- Aim of the exercise
Keep every line where the word "roditelji" appears; drop the rest.

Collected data
_____

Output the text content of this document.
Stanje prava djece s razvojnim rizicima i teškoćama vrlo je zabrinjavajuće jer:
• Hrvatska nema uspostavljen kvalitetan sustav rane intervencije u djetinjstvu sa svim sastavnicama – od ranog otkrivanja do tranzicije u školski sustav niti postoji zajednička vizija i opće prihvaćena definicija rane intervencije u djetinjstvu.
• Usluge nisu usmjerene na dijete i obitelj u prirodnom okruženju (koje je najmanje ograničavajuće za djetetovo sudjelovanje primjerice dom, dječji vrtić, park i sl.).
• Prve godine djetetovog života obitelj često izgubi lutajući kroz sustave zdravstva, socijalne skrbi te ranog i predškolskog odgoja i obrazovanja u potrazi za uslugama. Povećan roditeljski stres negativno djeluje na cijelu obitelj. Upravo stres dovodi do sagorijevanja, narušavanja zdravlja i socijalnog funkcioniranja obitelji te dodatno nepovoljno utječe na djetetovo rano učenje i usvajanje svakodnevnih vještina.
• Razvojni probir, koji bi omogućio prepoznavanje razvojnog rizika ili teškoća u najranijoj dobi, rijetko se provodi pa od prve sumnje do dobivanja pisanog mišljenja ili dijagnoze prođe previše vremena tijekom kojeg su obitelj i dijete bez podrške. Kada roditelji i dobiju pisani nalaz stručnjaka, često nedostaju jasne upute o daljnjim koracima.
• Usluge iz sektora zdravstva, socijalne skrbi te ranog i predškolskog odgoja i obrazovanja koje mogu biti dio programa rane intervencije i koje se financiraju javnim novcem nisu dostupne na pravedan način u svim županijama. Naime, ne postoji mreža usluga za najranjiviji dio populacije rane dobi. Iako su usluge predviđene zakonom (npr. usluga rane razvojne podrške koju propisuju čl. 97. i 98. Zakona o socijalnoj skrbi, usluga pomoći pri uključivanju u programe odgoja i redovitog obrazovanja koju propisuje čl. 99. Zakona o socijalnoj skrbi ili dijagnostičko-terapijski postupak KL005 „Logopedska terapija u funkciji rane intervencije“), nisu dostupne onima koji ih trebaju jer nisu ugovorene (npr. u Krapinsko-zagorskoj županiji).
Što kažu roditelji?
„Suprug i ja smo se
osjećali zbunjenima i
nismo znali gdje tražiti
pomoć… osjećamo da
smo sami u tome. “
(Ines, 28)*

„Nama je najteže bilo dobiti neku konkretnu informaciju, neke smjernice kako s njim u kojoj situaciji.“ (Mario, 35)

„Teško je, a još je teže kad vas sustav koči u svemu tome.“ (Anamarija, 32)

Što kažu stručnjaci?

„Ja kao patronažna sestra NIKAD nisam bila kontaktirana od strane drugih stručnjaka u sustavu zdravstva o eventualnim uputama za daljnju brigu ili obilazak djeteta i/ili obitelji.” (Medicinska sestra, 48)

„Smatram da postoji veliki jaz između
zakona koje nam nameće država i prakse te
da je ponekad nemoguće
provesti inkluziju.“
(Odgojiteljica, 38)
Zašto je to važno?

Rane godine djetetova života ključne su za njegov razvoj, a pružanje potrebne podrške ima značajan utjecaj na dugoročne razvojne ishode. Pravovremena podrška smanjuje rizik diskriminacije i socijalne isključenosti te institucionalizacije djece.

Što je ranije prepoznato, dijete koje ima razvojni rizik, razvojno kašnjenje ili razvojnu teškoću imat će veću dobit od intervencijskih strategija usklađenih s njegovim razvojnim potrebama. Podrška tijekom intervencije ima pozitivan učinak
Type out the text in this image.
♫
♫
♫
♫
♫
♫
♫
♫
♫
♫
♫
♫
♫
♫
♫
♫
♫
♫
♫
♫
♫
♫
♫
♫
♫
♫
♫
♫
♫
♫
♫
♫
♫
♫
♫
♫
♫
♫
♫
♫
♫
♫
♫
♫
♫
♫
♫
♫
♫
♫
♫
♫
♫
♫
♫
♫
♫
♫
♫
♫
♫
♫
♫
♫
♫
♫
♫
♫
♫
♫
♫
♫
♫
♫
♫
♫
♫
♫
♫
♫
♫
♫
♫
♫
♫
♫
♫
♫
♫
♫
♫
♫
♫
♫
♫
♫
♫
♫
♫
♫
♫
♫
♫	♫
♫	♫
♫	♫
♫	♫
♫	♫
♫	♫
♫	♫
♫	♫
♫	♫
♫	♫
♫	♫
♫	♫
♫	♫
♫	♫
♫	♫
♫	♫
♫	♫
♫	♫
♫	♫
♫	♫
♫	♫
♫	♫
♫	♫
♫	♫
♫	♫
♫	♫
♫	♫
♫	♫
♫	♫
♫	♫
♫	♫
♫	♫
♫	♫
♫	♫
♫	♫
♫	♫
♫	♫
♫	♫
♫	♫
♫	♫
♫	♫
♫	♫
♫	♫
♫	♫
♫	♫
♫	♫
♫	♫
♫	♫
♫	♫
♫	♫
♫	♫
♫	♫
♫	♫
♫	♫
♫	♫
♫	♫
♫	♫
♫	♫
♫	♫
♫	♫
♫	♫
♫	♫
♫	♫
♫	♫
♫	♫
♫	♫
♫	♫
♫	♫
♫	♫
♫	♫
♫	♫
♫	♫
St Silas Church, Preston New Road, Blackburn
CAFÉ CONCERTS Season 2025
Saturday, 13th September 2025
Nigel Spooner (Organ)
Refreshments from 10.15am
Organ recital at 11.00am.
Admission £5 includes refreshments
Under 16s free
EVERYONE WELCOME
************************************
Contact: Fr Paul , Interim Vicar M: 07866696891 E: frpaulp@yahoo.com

_____

- Written solution
• Razvojni probir, koji bi omogućio prepoznavanje razvojnog rizika ili teškoća u najranijoj dobi, rijetko se provodi pa od prve sumnje do dobivanja pisanog mišljenja ili dijagnoze prođe previše vremena tijekom kojeg su obitelj i dijete bez podrške. Kada roditelji i dobiju pisani nalaz stručnjaka, često nedostaju jasne upute o daljnjim koracima.
Što kažu roditelji?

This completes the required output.